TASK INPUTS START

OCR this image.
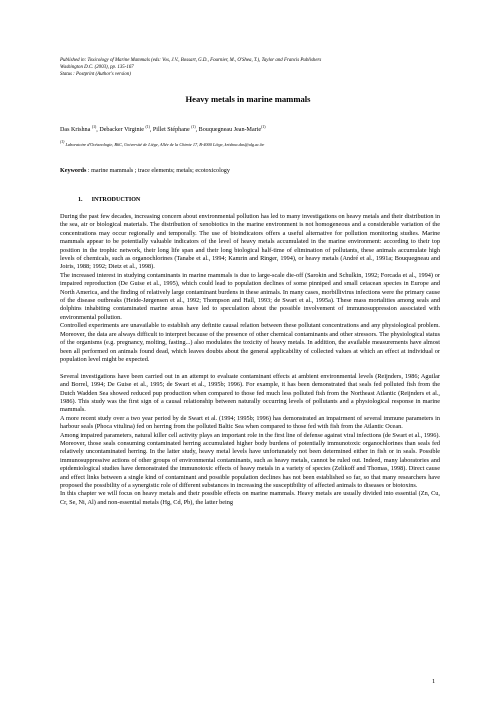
Published in: Toxicology of Marine Mammals (eds: Vos, J.V., Bossart, G.D., Fournier, M., O'Shea, T.), Taylor and Francis Publishers
Washington D.C. (2003), pp. 135-167
Status : Postprint (Author's version)
Heavy metals in marine mammals
Das Krishna $^{(1)}$, Debacker Virginie $^{(1)}$, Pillet Stéphane $^{(1)}$, Bouquegneau Jean-Marie$^{(1)}$
$^{(1)}$ Laboratoire d'Océanologie, B6C, Université de Liège, Allée de la Chimie 17, B-4000 Liège, krishna.das@ulg.ac.be
Keywords : marine mammals ; trace elements; metals; ecotoxicology
1. INTRODUCTION

During the past few decades, increasing concern about environmental pollution has led to many investigations on heavy metals and their distribution in the sea, air or biological materials. The distribution of xenobiotics in the marine environment is not homogeneous and a considerable variation of the concentrations may occur regionally and temporally. The use of bioindicators offers a useful alternative for pollution monitoring studies. Marine mammals appear to be potentially valuable indicators of the level of heavy metals accumulated in the marine environment: according to their top position in the trophic network, their long life span and their long biological half-time of elimination of pollutants, these animals accumulate high levels of chemicals, such as organochlorines (Tanabe et al., 1994; Kamrin and Ringer, 1994), or heavy metals (André et al., 1991a; Bouquegneau and Joiris, 1988; 1992; Dietz et al., 1998).

The increased interest in studying contaminants in marine mammals is due to large-scale die-off (Sarokin and Schulkin, 1992; Forcada et al., 1994) or impaired reproduction (De Guise et al., 1995), which could lead to population declines of some pinniped and small cetacean species in Europe and North America, and the finding of relatively large contaminant burdens in these animals. In many cases, morbillivirus infections were the primary cause of the disease outbreaks (Heide-Jørgensen et al., 1992; Thompson and Hall, 1993; de Swart et al., 1995a). These mass mortalities among seals and dolphins inhabiting contaminated marine areas have led to speculation about the possible involvement of immunosuppression associated with environmental pollution.

Controlled experiments are unavailable to establish any definite causal relation between these pollutant concentrations and any physiological problem. Moreover, the data are always difficult to interpret because of the presence of other chemical contaminants and other stressors. The physiological status of the organisms (e.g. pregnancy, molting, fasting...) also modulates the toxicity of heavy metals. In addition, the available measurements have almost been all performed on animals found dead, which leaves doubts about the general applicability of collected values at which an effect at individual or population level might be expected.

Several investigations have been carried out in an attempt to evaluate contaminant effects at ambient environmental levels (Reijnders, 1986; Aguilar and Borrel, 1994; De Guise et al., 1995; de Swart et al., 1995b; 1996). For example, it has been demonstrated that seals fed polluted fish from the Dutch Wadden Sea showed reduced pup production when compared to those fed much less polluted fish from the Northeast Atlantic (Reijnders et al., 1986). This study was the first sign of a causal relationship between naturally occurring levels of pollutants and a physiological response in marine mammals.

A more recent study over a two year period by de Swart et al. (1994; 1995b; 1996) has demonstrated an impairment of several immune parameters in harbour seals (Phoca vitulina) fed on herring from the polluted Baltic Sea when compared to those fed with fish from the Atlantic Ocean.

Among impaired parameters, natural killer cell activity plays an important role in the first line of defense against viral infections (de Swart et al., 1996). Moreover, those seals consuming contaminated herring accumulated higher body burdens of potentially immunotoxic organochlorines than seals fed relatively uncontaminated herring. In the latter study, heavy metal levels have unfortunately not been determined either in fish or in seals. Possible immunosuppressive actions of other groups of environmental contaminants, such as heavy metals, cannot be ruled out. Indeed, many laboratories and epidemiological studies have demonstrated the immunotoxic effects of heavy metals in a variety of species (Zelikoff and Thomas, 1998). Direct cause and effect links between a single kind of contaminant and possible population declines has not been established so far, so that many researchers have proposed the possibility of a synergistic role of different substances in increasing the susceptibility of affected animals to diseases or biotoxins.

In this chapter we will focus on heavy metals and their possible effects on marine mammals. Heavy metals are usually divided into essential (Zn, Cu, Cr, Se, Ni, Al) and non-essential metals (Hg, Cd, Pb), the latter being

1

TASK INPUTS END

■ **EXERCISE GOAL**
Please copy the data above exactly, omitting the pictures.

■ **TASK SOLUTION**
OCR this image.
Published in: Toxicology of Marine Mammals (eds: Vos, J.V., Bossart, G.D., Fournier, M., O'Shea, T.), Taylor and Francis Publishers
Washington D.C. (2003), pp. 135-167
Status : Postprint (Author's version)
Heavy metals in marine mammals
Das Krishna $^{(1)}$, Debacker Virginie $^{(1)}$, Pillet Stéphane $^{(1)}$, Bouquegneau Jean-Marie$^{(1)}$
$^{(1)}$ Laboratoire d'Océanologie, B6C, Université de Liège, Allée de la Chimie 17, B-4000 Liège, krishna.das@ulg.ac.be
Keywords : marine mammals ; trace elements; metals; ecotoxicology
1. INTRODUCTION

During the past few decades, increasing concern about environmental pollution has led to many investigations on heavy metals and their distribution in the sea, air or biological materials. The distribution of xenobiotics in the marine environment is not homogeneous and a considerable variation of the concentrations may occur regionally and temporally. The use of bioindicators offers a useful alternative for pollution monitoring studies. Marine mammals appear to be potentially valuable indicators of the level of heavy metals accumulated in the marine environment: according to their top position in the trophic network, their long life span and their long biological half-time of elimination of pollutants, these animals accumulate high levels of chemicals, such as organochlorines (Tanabe et al., 1994; Kamrin and Ringer, 1994), or heavy metals (André et al., 1991a; Bouquegneau and Joiris, 1988; 1992; Dietz et al., 1998).

The increased interest in studying contaminants in marine mammals is due to large-scale die-off (Sarokin and Schulkin, 1992; Forcada et al., 1994) or impaired reproduction (De Guise et al., 1995), which could lead to population declines of some pinniped and small cetacean species in Europe and North America, and the finding of relatively large contaminant burdens in these animals. In many cases, morbillivirus infections were the primary cause of the disease outbreaks (Heide-Jørgensen et al., 1992; Thompson and Hall, 1993; de Swart et al., 1995a). These mass mortalities among seals and dolphins inhabiting contaminated marine areas have led to speculation about the possible involvement of immunosuppression associated with environmental pollution.

Controlled experiments are unavailable to establish any definite causal relation between these pollutant concentrations and any physiological problem. Moreover, the data are always difficult to interpret because of the presence of other chemical contaminants and other stressors. The physiological status of the organisms (e.g. pregnancy, molting, fasting...) also modulates the toxicity of heavy metals. In addition, the available measurements have almost been all performed on animals found dead, which leaves doubts about the general applicability of collected values at which an effect at individual or population level might be expected.

Several investigations have been carried out in an attempt to evaluate contaminant effects at ambient environmental levels (Reijnders, 1986; Aguilar and Borrel, 1994; De Guise et al., 1995; de Swart et al., 1995b; 1996). For example, it has been demonstrated that seals fed polluted fish from the Dutch Wadden Sea showed reduced pup production when compared to those fed much less polluted fish from the Northeast Atlantic (Reijnders et al., 1986). This study was the first sign of a causal relationship between naturally occurring levels of pollutants and a physiological response in marine mammals.

A more recent study over a two year period by de Swart et al. (1994; 1995b; 1996) has demonstrated an impairment of several immune parameters in harbour seals (Phoca vitulina) fed on herring from the polluted Baltic Sea when compared to those fed with fish from the Atlantic Ocean.

Among impaired parameters, natural killer cell activity plays an important role in the first line of defense against viral infections (de Swart et al., 1996). Moreover, those seals consuming contaminated herring accumulated higher body burdens of potentially immunotoxic organochlorines than seals fed relatively uncontaminated herring. In the latter study, heavy metal levels have unfortunately not been determined either in fish or in seals. Possible immunosuppressive actions of other groups of environmental contaminants, such as heavy metals, cannot be ruled out. Indeed, many laboratories and epidemiological studies have demonstrated the immunotoxic effects of heavy metals in a variety of species (Zelikoff and Thomas, 1998). Direct cause and effect links between a single kind of contaminant and possible population declines has not been established so far, so that many researchers have proposed the possibility of a synergistic role of different substances in increasing the susceptibility of affected animals to diseases or biotoxins.

In this chapter we will focus on heavy metals and their possible effects on marine mammals. Heavy metals are usually divided into essential (Zn, Cu, Cr, Se, Ni, Al) and non-essential metals (Hg, Cd, Pb), the latter being

1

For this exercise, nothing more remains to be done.